Exercise objective:
In the records below, work out how many lines hold the word "this". Report the number alone.

— Start of Provided information —

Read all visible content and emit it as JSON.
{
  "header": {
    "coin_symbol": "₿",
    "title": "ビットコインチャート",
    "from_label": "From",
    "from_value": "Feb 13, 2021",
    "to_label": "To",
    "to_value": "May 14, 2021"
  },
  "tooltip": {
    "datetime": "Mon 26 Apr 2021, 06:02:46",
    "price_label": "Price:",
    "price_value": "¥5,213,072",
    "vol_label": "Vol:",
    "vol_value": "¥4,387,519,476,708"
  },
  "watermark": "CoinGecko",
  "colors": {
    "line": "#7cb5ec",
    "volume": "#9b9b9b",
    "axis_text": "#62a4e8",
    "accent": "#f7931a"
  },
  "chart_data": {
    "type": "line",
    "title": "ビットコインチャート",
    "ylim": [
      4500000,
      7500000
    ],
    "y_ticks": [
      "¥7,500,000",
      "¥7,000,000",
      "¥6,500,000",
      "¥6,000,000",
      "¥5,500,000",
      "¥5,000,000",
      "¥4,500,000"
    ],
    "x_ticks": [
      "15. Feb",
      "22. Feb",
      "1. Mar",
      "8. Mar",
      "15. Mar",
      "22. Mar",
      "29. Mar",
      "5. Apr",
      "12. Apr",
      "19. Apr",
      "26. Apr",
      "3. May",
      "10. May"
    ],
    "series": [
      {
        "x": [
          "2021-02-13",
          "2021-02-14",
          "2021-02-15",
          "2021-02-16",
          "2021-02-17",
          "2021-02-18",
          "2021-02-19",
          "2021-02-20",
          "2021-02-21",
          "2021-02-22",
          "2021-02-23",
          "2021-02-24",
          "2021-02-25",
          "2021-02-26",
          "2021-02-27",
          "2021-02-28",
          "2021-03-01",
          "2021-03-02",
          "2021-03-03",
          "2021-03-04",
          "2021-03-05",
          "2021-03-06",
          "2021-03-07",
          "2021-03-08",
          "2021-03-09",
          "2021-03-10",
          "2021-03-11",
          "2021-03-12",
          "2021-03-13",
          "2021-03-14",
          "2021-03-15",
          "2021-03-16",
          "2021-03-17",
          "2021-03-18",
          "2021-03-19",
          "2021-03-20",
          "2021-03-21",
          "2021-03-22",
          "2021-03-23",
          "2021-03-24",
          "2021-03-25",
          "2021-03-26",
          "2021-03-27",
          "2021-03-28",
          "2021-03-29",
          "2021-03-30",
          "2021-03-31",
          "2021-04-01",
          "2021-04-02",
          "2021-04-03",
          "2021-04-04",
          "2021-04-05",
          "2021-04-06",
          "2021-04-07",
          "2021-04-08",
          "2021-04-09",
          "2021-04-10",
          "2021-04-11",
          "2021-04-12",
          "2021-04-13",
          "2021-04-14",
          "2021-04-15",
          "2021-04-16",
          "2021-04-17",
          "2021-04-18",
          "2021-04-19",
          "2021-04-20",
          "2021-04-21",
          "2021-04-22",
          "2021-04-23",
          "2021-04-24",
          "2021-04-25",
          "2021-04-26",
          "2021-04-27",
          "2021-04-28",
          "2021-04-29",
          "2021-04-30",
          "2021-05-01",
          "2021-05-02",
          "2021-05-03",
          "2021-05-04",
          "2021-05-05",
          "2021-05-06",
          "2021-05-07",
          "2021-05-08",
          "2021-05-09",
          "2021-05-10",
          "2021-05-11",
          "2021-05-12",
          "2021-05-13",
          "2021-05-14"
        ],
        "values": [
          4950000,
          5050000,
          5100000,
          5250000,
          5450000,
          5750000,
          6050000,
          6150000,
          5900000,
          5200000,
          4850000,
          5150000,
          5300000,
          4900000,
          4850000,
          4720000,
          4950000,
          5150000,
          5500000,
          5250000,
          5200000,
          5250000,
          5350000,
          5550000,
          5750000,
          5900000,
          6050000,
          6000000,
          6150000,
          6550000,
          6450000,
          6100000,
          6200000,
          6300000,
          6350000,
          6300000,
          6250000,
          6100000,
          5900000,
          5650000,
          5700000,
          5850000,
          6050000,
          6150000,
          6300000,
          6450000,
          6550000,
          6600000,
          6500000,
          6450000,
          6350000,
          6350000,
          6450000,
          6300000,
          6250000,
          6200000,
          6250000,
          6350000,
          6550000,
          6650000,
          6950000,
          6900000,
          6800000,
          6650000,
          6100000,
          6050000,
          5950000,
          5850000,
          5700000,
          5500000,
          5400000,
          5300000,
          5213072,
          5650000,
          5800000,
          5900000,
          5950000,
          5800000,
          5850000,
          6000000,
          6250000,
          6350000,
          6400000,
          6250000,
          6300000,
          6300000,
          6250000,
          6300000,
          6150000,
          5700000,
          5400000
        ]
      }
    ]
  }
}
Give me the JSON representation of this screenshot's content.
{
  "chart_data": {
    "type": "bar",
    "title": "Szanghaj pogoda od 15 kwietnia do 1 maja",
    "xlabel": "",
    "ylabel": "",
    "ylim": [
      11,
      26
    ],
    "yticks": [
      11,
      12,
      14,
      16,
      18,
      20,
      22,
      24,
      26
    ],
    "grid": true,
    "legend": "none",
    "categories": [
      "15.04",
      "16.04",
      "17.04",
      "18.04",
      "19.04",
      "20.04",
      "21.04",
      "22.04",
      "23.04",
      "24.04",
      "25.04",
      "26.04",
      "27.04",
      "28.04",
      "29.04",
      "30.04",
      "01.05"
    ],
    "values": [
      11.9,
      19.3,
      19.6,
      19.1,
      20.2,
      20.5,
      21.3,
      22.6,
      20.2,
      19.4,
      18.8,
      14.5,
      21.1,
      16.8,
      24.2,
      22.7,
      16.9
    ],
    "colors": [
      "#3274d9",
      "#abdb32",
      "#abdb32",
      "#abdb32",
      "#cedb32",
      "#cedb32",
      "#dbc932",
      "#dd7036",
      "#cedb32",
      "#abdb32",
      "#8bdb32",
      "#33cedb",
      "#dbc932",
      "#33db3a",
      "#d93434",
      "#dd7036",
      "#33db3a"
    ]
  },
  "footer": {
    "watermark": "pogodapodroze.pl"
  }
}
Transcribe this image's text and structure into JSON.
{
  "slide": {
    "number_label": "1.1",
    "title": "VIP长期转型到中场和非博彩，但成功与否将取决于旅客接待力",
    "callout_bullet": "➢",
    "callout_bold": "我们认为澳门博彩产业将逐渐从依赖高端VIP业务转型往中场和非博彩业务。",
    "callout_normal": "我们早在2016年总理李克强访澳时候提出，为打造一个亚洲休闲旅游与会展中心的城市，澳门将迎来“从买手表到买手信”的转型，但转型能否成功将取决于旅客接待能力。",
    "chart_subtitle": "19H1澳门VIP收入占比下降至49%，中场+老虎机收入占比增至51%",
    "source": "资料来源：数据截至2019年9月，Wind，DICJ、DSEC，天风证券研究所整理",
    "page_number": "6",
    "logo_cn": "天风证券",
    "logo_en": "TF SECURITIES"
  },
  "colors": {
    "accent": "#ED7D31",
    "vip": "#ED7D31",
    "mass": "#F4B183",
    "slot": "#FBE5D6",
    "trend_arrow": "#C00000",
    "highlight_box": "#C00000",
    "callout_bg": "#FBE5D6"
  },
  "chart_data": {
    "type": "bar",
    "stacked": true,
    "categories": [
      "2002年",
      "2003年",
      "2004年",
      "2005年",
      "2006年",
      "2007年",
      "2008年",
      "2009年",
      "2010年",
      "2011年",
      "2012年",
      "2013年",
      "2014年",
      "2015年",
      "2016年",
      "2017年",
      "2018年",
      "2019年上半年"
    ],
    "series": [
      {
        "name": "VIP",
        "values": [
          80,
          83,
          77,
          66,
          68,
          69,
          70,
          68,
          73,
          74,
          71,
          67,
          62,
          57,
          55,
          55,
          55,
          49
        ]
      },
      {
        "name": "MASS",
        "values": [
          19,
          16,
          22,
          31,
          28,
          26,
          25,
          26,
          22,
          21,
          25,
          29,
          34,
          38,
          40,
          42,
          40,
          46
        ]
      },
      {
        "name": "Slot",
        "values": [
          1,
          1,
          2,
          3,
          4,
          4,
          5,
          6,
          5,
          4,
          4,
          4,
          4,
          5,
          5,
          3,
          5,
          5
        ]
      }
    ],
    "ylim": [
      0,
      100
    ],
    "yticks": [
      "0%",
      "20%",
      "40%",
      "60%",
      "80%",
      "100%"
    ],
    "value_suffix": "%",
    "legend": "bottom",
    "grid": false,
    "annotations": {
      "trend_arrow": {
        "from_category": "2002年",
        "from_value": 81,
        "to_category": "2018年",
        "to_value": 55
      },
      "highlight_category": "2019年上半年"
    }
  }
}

— End of Provided information —

Finished task:
2